Set task
Repeat every one of the following entries word for word, with no character or line changed.

Dataset records

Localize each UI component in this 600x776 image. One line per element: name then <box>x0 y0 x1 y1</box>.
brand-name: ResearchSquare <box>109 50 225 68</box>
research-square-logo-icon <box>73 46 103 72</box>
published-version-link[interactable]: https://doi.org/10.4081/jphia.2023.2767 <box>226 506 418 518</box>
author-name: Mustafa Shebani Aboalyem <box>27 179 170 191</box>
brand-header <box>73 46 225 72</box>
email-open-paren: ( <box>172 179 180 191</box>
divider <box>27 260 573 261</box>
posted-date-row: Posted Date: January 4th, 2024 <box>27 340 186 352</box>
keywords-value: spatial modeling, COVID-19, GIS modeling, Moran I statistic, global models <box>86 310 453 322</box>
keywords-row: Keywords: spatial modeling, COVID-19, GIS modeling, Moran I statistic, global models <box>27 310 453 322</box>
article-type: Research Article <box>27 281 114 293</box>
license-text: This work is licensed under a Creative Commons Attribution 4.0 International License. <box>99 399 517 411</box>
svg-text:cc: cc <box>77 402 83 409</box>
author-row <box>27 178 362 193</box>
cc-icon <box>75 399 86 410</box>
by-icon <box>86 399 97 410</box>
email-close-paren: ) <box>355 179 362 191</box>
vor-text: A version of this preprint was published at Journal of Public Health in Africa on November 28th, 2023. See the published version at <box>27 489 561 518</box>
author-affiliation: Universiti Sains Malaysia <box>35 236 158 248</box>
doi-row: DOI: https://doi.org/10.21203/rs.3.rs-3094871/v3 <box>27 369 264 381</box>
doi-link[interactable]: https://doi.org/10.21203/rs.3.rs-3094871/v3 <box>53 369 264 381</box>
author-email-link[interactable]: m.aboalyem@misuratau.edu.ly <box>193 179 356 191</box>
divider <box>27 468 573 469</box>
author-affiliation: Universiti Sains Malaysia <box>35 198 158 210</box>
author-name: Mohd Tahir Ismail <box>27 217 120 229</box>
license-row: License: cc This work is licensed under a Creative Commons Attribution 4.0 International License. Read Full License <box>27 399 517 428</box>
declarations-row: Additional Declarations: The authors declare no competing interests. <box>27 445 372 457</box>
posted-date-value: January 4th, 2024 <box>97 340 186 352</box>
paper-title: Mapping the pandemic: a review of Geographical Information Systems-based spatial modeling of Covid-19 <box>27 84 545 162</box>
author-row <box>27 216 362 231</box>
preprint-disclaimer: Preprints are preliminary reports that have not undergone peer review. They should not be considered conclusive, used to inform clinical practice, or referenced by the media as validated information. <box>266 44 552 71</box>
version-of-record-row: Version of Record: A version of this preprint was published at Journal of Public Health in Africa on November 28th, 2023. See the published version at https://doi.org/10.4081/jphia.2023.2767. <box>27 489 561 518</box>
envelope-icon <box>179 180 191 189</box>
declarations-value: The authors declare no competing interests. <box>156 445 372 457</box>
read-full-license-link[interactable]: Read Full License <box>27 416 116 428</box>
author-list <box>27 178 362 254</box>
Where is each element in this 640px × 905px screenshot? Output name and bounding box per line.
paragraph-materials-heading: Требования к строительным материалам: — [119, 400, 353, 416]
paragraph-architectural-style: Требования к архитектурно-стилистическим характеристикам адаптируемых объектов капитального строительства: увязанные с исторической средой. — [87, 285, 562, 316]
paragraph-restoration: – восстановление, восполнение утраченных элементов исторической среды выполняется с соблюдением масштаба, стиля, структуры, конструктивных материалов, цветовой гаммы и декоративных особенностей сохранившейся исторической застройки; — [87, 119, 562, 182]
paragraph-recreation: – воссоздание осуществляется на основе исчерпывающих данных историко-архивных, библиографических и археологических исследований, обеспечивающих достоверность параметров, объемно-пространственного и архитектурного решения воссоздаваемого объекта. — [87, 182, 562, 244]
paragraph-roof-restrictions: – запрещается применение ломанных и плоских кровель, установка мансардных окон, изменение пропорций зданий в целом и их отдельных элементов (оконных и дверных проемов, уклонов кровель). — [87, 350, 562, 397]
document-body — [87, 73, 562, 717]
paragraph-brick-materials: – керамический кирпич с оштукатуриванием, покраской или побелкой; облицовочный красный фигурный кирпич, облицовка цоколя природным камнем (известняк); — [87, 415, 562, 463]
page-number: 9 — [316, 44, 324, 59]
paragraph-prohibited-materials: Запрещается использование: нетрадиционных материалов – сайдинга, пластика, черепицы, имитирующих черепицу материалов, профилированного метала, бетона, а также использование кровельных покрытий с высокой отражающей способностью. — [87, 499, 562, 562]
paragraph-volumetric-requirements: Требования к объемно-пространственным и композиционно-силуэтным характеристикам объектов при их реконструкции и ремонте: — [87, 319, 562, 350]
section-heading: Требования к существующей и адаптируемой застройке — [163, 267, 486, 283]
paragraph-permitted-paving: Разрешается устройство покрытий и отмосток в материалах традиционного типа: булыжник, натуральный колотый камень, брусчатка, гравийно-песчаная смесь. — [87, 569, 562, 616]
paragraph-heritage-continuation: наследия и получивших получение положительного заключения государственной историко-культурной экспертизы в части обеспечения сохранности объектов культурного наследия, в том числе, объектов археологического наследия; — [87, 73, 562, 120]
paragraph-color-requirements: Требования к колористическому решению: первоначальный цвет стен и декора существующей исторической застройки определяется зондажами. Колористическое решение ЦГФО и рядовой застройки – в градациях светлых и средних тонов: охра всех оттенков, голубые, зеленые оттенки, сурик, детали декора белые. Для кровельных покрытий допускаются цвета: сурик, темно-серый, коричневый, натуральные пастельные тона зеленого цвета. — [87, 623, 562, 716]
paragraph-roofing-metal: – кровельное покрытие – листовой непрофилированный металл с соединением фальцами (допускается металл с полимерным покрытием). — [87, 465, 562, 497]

Reply to the exercise
Localize each UI component in this 600x776 image. One line per element: name then <box>x0 y0 x1 y1</box>.
brand-name: ResearchSquare <box>109 50 225 68</box>
research-square-logo-icon <box>73 46 103 72</box>
published-version-link[interactable]: https://doi.org/10.4081/jphia.2023.2767 <box>226 506 418 518</box>
author-name: Mustafa Shebani Aboalyem <box>27 179 170 191</box>
brand-header <box>73 46 225 72</box>
email-open-paren: ( <box>172 179 180 191</box>
divider <box>27 260 573 261</box>
posted-date-row: Posted Date: January 4th, 2024 <box>27 340 186 352</box>
keywords-value: spatial modeling, COVID-19, GIS modeling, Moran I statistic, global models <box>86 310 453 322</box>
keywords-row: Keywords: spatial modeling, COVID-19, GIS modeling, Moran I statistic, global models <box>27 310 453 322</box>
article-type: Research Article <box>27 281 114 293</box>
license-text: This work is licensed under a Creative Commons Attribution 4.0 International License. <box>99 399 517 411</box>
svg-text:cc: cc <box>77 402 83 409</box>
author-row <box>27 178 362 193</box>
cc-icon <box>75 399 86 410</box>
by-icon <box>86 399 97 410</box>
email-close-paren: ) <box>355 179 362 191</box>
vor-text: A version of this preprint was published at Journal of Public Health in Africa on November 28th, 2023. See the published version at <box>27 489 561 518</box>
author-affiliation: Universiti Sains Malaysia <box>35 236 158 248</box>
doi-row: DOI: https://doi.org/10.21203/rs.3.rs-3094871/v3 <box>27 369 264 381</box>
doi-link[interactable]: https://doi.org/10.21203/rs.3.rs-3094871/v3 <box>53 369 264 381</box>
author-email-link[interactable]: m.aboalyem@misuratau.edu.ly <box>193 179 356 191</box>
divider <box>27 468 573 469</box>
author-affiliation: Universiti Sains Malaysia <box>35 198 158 210</box>
author-name: Mohd Tahir Ismail <box>27 217 120 229</box>
license-row: License: cc This work is licensed under a Creative Commons Attribution 4.0 International License. Read Full License <box>27 399 517 428</box>
declarations-row: Additional Declarations: The authors declare no competing interests. <box>27 445 372 457</box>
posted-date-value: January 4th, 2024 <box>97 340 186 352</box>
paper-title: Mapping the pandemic: a review of Geographical Information Systems-based spatial modeling of Covid-19 <box>27 84 545 162</box>
author-row <box>27 216 362 231</box>
preprint-disclaimer: Preprints are preliminary reports that have not undergone peer review. They should not be considered conclusive, used to inform clinical practice, or referenced by the media as validated information. <box>266 44 552 71</box>
version-of-record-row: Version of Record: A version of this preprint was published at Journal of Public Health in Africa on November 28th, 2023. See the published version at https://doi.org/10.4081/jphia.2023.2767. <box>27 489 561 518</box>
envelope-icon <box>179 180 191 189</box>
declarations-value: The authors declare no competing interests. <box>156 445 372 457</box>
read-full-license-link[interactable]: Read Full License <box>27 416 116 428</box>
author-list <box>27 178 362 254</box>
Where is each element in this 640px × 905px screenshot? Output name and bounding box per line.
paragraph-materials-heading: Требования к строительным материалам: — [119, 400, 353, 416]
paragraph-architectural-style: Требования к архитектурно-стилистическим характеристикам адаптируемых объектов капитального строительства: увязанные с исторической средой. — [87, 285, 562, 316]
paragraph-restoration: – восстановление, восполнение утраченных элементов исторической среды выполняется с соблюдением масштаба, стиля, структуры, конструктивных материалов, цветовой гаммы и декоративных особенностей сохранившейся исторической застройки; — [87, 119, 562, 182]
paragraph-recreation: – воссоздание осуществляется на основе исчерпывающих данных историко-архивных, библиографических и археологических исследований, обеспечивающих достоверность параметров, объемно-пространственного и архитектурного решения воссоздаваемого объекта. — [87, 182, 562, 244]
paragraph-roof-restrictions: – запрещается применение ломанных и плоских кровель, установка мансардных окон, изменение пропорций зданий в целом и их отдельных элементов (оконных и дверных проемов, уклонов кровель). — [87, 350, 562, 397]
document-body — [87, 73, 562, 717]
paragraph-brick-materials: – керамический кирпич с оштукатуриванием, покраской или побелкой; облицовочный красный фигурный кирпич, облицовка цоколя природным камнем (известняк); — [87, 415, 562, 463]
page-number: 9 — [316, 44, 324, 59]
paragraph-prohibited-materials: Запрещается использование: нетрадиционных материалов – сайдинга, пластика, черепицы, имитирующих черепицу материалов, профилированного метала, бетона, а также использование кровельных покрытий с высокой отражающей способностью. — [87, 499, 562, 562]
paragraph-volumetric-requirements: Требования к объемно-пространственным и композиционно-силуэтным характеристикам объектов при их реконструкции и ремонте: — [87, 319, 562, 350]
section-heading: Требования к существующей и адаптируемой застройке — [163, 267, 486, 283]
paragraph-permitted-paving: Разрешается устройство покрытий и отмосток в материалах традиционного типа: булыжник, натуральный колотый камень, брусчатка, гравийно-песчаная смесь. — [87, 569, 562, 616]
paragraph-heritage-continuation: наследия и получивших получение положительного заключения государственной историко-культурной экспертизы в части обеспечения сохранности объектов культурного наследия, в том числе, объектов археологического наследия; — [87, 73, 562, 120]
paragraph-color-requirements: Требования к колористическому решению: первоначальный цвет стен и декора существующей исторической застройки определяется зондажами. Колористическое решение ЦГФО и рядовой застройки – в градациях светлых и средних тонов: охра всех оттенков, голубые, зеленые оттенки, сурик, детали декора белые. Для кровельных покрытий допускаются цвета: сурик, темно-серый, коричневый, натуральные пастельные тона зеленого цвета. — [87, 623, 562, 716]
paragraph-roofing-metal: – кровельное покрытие – листовой непрофилированный металл с соединением фальцами (допускается металл с полимерным покрытием). — [87, 465, 562, 497]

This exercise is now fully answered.